▶ GIVEN RECORDS

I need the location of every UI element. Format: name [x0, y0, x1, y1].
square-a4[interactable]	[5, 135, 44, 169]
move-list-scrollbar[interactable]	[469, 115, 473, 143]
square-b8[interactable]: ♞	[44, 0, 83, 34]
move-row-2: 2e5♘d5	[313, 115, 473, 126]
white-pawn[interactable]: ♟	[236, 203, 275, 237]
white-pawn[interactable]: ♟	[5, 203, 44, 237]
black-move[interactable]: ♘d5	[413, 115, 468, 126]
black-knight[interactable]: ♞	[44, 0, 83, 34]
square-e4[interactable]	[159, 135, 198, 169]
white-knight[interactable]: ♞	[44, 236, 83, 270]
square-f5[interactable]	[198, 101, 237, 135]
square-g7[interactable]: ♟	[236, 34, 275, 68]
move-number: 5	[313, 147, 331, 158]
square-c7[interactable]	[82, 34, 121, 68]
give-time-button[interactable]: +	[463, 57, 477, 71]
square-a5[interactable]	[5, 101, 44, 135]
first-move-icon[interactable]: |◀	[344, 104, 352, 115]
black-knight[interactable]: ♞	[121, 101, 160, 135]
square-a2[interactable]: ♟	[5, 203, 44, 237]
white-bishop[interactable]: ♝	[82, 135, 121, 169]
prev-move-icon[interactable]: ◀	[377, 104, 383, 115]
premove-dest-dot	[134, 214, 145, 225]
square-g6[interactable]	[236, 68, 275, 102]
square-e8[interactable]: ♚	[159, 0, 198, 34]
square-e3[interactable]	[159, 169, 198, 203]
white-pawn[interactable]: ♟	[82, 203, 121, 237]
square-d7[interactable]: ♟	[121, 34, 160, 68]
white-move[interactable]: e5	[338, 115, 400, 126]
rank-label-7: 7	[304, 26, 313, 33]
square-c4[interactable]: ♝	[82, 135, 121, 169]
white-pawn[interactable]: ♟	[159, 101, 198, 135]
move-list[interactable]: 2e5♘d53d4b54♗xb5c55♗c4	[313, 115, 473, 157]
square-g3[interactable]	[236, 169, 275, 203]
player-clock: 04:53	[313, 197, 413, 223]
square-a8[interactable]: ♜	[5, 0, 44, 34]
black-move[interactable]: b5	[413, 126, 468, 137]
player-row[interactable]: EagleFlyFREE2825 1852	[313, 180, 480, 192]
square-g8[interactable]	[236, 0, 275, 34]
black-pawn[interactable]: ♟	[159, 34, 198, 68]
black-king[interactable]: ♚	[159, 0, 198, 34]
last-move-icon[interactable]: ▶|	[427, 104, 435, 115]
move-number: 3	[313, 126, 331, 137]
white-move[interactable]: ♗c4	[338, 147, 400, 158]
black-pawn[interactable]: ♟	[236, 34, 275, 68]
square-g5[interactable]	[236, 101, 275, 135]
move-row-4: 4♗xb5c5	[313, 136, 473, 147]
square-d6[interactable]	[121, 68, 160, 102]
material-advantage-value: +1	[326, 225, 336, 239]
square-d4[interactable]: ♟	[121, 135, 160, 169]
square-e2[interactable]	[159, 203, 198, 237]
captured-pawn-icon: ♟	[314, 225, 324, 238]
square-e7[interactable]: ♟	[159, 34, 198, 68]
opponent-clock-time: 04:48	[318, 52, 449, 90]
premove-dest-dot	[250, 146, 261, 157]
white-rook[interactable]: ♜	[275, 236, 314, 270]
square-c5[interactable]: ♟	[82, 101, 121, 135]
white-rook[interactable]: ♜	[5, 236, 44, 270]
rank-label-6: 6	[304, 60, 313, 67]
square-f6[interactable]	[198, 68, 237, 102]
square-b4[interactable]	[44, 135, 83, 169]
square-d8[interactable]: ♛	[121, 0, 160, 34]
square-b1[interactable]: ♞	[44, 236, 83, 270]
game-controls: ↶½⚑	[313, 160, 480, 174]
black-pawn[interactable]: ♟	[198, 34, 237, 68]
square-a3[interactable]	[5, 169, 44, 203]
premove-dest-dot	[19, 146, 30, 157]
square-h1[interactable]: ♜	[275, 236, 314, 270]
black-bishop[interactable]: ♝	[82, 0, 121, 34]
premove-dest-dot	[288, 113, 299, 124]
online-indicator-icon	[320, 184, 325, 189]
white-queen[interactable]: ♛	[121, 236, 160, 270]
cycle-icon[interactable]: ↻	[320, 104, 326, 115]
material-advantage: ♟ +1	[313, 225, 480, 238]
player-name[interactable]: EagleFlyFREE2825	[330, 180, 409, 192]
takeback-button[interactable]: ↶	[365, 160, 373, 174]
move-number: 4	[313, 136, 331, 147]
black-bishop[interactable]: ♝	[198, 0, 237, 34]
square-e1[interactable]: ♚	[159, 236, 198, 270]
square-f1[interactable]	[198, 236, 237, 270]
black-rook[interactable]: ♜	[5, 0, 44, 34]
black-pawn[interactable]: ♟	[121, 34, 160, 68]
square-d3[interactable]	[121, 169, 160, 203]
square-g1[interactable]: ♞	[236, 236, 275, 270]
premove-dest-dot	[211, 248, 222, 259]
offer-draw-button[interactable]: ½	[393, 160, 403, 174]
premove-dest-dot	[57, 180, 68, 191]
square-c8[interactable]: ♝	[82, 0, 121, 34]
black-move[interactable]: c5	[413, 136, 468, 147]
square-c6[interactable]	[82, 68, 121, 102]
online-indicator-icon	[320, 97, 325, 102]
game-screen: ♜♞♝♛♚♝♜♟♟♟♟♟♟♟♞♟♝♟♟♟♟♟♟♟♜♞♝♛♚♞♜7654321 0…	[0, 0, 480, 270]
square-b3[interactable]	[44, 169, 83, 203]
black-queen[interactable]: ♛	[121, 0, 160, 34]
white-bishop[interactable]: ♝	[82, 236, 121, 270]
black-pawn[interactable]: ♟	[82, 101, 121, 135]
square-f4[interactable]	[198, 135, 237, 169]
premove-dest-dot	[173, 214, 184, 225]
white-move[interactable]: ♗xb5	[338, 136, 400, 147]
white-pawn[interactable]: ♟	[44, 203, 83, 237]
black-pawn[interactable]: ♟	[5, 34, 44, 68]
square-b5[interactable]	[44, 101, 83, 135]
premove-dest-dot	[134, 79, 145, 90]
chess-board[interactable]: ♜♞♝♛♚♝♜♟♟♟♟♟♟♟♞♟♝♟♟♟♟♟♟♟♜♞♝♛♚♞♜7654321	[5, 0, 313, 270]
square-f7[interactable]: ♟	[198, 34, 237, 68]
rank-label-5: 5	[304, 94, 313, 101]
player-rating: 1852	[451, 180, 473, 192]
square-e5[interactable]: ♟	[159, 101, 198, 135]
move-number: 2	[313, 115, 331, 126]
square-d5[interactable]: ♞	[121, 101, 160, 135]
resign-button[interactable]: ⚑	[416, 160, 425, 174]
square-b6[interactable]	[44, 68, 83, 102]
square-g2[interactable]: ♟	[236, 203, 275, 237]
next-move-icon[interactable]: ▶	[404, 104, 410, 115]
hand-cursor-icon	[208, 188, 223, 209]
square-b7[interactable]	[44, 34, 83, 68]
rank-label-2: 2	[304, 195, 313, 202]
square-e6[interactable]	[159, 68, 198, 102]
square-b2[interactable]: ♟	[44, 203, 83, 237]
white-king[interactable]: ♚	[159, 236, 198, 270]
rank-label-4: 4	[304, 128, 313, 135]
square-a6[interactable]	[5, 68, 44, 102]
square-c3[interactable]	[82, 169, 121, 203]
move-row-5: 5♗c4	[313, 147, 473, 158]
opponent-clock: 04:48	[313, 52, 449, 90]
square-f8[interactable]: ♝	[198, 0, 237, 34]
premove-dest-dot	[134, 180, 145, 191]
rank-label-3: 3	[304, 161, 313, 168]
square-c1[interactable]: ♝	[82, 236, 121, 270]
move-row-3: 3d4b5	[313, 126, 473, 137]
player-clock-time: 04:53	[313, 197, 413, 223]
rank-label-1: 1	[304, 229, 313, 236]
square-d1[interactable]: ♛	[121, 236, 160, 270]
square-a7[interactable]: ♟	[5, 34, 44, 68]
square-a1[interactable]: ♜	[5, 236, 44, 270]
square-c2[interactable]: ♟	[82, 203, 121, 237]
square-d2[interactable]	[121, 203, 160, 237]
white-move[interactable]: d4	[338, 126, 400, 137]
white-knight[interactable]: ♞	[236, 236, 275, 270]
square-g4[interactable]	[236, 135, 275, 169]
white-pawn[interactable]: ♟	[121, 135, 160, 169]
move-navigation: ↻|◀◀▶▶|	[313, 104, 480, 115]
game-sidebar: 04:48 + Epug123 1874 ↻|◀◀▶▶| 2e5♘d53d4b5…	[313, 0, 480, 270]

▶ TASK STATEMENT
Copy the items from the start through the line containing "126, 331, 137]", changing every "interactable" to "clickable" and leaving the rest unchanged.

▶ RESULT OF THIS EXERCISE
I need the location of every UI element. Format: name [x0, y0, x1, y1].
square-a4[clickable]	[5, 135, 44, 169]
move-list-scrollbar[clickable]	[469, 115, 473, 143]
square-b8[clickable]: ♞	[44, 0, 83, 34]
move-row-2: 2e5♘d5	[313, 115, 473, 126]
white-pawn[clickable]: ♟	[236, 203, 275, 237]
white-pawn[clickable]: ♟	[5, 203, 44, 237]
black-move[clickable]: ♘d5	[413, 115, 468, 126]
black-knight[clickable]: ♞	[44, 0, 83, 34]
square-e4[clickable]	[159, 135, 198, 169]
white-knight[clickable]: ♞	[44, 236, 83, 270]
square-f5[clickable]	[198, 101, 237, 135]
square-g7[clickable]: ♟	[236, 34, 275, 68]
move-number: 5	[313, 147, 331, 158]
square-c7[clickable]	[82, 34, 121, 68]
give-time-button[clickable]: +	[463, 57, 477, 71]
square-a5[clickable]	[5, 101, 44, 135]
first-move-icon[clickable]: |◀	[344, 104, 352, 115]
black-knight[clickable]: ♞	[121, 101, 160, 135]
square-a2[clickable]: ♟	[5, 203, 44, 237]
white-bishop[clickable]: ♝	[82, 135, 121, 169]
prev-move-icon[clickable]: ◀	[377, 104, 383, 115]
premove-dest-dot	[134, 214, 145, 225]
square-g6[clickable]	[236, 68, 275, 102]
square-e8[clickable]: ♚	[159, 0, 198, 34]
square-e3[clickable]	[159, 169, 198, 203]
white-pawn[clickable]: ♟	[82, 203, 121, 237]
square-d7[clickable]: ♟	[121, 34, 160, 68]
white-move[clickable]: e5	[338, 115, 400, 126]
rank-label-7: 7	[304, 26, 313, 33]
square-c4[clickable]: ♝	[82, 135, 121, 169]
white-pawn[clickable]: ♟	[159, 101, 198, 135]
move-list[clickable]: 2e5♘d53d4b54♗xb5c55♗c4	[313, 115, 473, 157]
square-g3[clickable]	[236, 169, 275, 203]
player-clock: 04:53	[313, 197, 413, 223]
square-a8[clickable]: ♜	[5, 0, 44, 34]
black-move[clickable]: b5	[413, 126, 468, 137]
player-row[clickable]: EagleFlyFREE2825 1852	[313, 180, 480, 192]
square-g8[clickable]	[236, 0, 275, 34]
black-pawn[clickable]: ♟	[159, 34, 198, 68]
black-king[clickable]: ♚	[159, 0, 198, 34]
last-move-icon[clickable]: ▶|	[427, 104, 435, 115]
move-number: 3	[313, 126, 331, 137]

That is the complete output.